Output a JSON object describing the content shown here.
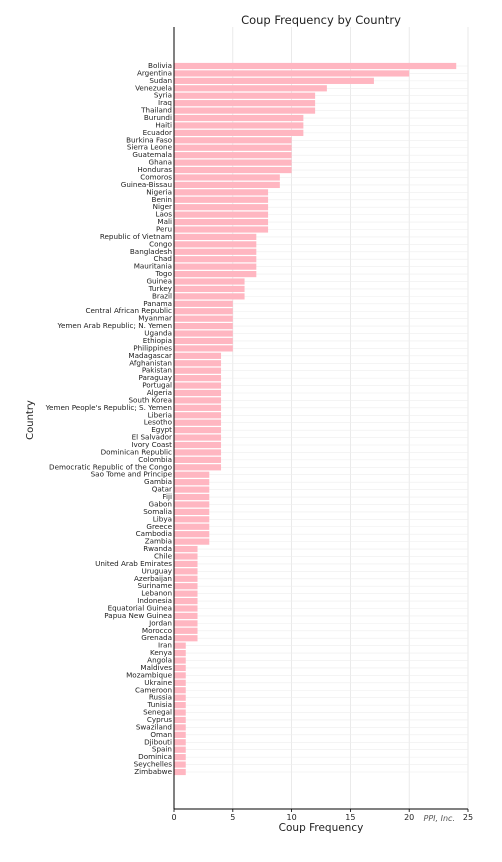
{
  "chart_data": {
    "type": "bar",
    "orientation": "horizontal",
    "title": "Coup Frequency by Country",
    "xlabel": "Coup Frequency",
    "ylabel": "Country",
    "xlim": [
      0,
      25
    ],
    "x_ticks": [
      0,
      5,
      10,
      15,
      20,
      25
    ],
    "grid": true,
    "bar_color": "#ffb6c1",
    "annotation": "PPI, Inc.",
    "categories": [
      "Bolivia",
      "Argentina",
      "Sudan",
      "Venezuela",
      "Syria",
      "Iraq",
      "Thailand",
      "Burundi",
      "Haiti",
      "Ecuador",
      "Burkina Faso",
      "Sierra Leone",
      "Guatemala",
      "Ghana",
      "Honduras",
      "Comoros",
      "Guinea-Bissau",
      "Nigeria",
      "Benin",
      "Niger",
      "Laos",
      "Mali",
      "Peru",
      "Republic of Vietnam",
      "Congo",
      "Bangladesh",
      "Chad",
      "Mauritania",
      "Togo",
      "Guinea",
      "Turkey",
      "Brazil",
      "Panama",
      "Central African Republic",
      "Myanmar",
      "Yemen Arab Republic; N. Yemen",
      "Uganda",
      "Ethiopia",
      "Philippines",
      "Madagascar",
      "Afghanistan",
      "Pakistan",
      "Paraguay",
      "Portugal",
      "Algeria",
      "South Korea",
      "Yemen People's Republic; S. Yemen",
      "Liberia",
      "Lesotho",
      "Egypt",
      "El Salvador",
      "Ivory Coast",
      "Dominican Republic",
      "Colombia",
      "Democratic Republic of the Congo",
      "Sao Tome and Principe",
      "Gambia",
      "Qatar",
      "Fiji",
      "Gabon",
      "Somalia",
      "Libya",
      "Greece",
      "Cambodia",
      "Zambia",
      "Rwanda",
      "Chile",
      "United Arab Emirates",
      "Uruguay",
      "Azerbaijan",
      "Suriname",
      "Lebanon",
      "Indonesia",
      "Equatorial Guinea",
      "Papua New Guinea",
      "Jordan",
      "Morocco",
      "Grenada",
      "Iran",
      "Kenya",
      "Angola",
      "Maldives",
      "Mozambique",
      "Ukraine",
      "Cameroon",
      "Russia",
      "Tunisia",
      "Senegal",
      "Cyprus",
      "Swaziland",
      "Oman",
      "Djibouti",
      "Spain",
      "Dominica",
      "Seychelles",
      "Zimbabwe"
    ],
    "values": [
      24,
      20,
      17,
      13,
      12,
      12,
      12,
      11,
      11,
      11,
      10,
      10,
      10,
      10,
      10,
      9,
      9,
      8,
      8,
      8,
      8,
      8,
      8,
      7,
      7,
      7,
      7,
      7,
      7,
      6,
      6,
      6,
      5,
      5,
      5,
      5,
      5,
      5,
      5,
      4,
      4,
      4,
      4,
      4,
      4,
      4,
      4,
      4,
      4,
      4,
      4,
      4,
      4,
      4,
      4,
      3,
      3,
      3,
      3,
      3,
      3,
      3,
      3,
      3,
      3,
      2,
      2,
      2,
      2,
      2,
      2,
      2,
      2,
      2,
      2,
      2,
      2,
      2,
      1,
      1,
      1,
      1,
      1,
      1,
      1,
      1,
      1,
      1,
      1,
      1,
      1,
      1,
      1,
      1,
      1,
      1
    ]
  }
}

**WRITTEN EXERCISE:** Give an exact copy of the material, leaving out every picture.

**OUTPUT OF THE EXERCISE:**
Output a JSON object describing the content shown here.
{
  "chart_data": {
    "type": "bar",
    "orientation": "horizontal",
    "title": "Coup Frequency by Country",
    "xlabel": "Coup Frequency",
    "ylabel": "Country",
    "xlim": [
      0,
      25
    ],
    "x_ticks": [
      0,
      5,
      10,
      15,
      20,
      25
    ],
    "grid": true,
    "bar_color": "#ffb6c1",
    "annotation": "PPI, Inc.",
    "categories": [
      "Bolivia",
      "Argentina",
      "Sudan",
      "Venezuela",
      "Syria",
      "Iraq",
      "Thailand",
      "Burundi",
      "Haiti",
      "Ecuador",
      "Burkina Faso",
      "Sierra Leone",
      "Guatemala",
      "Ghana",
      "Honduras",
      "Comoros",
      "Guinea-Bissau",
      "Nigeria",
      "Benin",
      "Niger",
      "Laos",
      "Mali",
      "Peru",
      "Republic of Vietnam",
      "Congo",
      "Bangladesh",
      "Chad",
      "Mauritania",
      "Togo",
      "Guinea",
      "Turkey",
      "Brazil",
      "Panama",
      "Central African Republic",
      "Myanmar",
      "Yemen Arab Republic; N. Yemen",
      "Uganda",
      "Ethiopia",
      "Philippines",
      "Madagascar",
      "Afghanistan",
      "Pakistan",
      "Paraguay",
      "Portugal",
      "Algeria",
      "South Korea",
      "Yemen People's Republic; S. Yemen",
      "Liberia",
      "Lesotho",
      "Egypt",
      "El Salvador",
      "Ivory Coast",
      "Dominican Republic",
      "Colombia",
      "Democratic Republic of the Congo",
      "Sao Tome and Principe",
      "Gambia",
      "Qatar",
      "Fiji",
      "Gabon",
      "Somalia",
      "Libya",
      "Greece",
      "Cambodia",
      "Zambia",
      "Rwanda",
      "Chile",
      "United Arab Emirates",
      "Uruguay",
      "Azerbaijan",
      "Suriname",
      "Lebanon",
      "Indonesia",
      "Equatorial Guinea",
      "Papua New Guinea",
      "Jordan",
      "Morocco",
      "Grenada",
      "Iran",
      "Kenya",
      "Angola",
      "Maldives",
      "Mozambique",
      "Ukraine",
      "Cameroon",
      "Russia",
      "Tunisia",
      "Senegal",
      "Cyprus",
      "Swaziland",
      "Oman",
      "Djibouti",
      "Spain",
      "Dominica",
      "Seychelles",
      "Zimbabwe"
    ],
    "values": [
      24,
      20,
      17,
      13,
      12,
      12,
      12,
      11,
      11,
      11,
      10,
      10,
      10,
      10,
      10,
      9,
      9,
      8,
      8,
      8,
      8,
      8,
      8,
      7,
      7,
      7,
      7,
      7,
      7,
      6,
      6,
      6,
      5,
      5,
      5,
      5,
      5,
      5,
      5,
      4,
      4,
      4,
      4,
      4,
      4,
      4,
      4,
      4,
      4,
      4,
      4,
      4,
      4,
      4,
      4,
      3,
      3,
      3,
      3,
      3,
      3,
      3,
      3,
      3,
      3,
      2,
      2,
      2,
      2,
      2,
      2,
      2,
      2,
      2,
      2,
      2,
      2,
      2,
      1,
      1,
      1,
      1,
      1,
      1,
      1,
      1,
      1,
      1,
      1,
      1,
      1,
      1,
      1,
      1,
      1,
      1
    ]
  }
}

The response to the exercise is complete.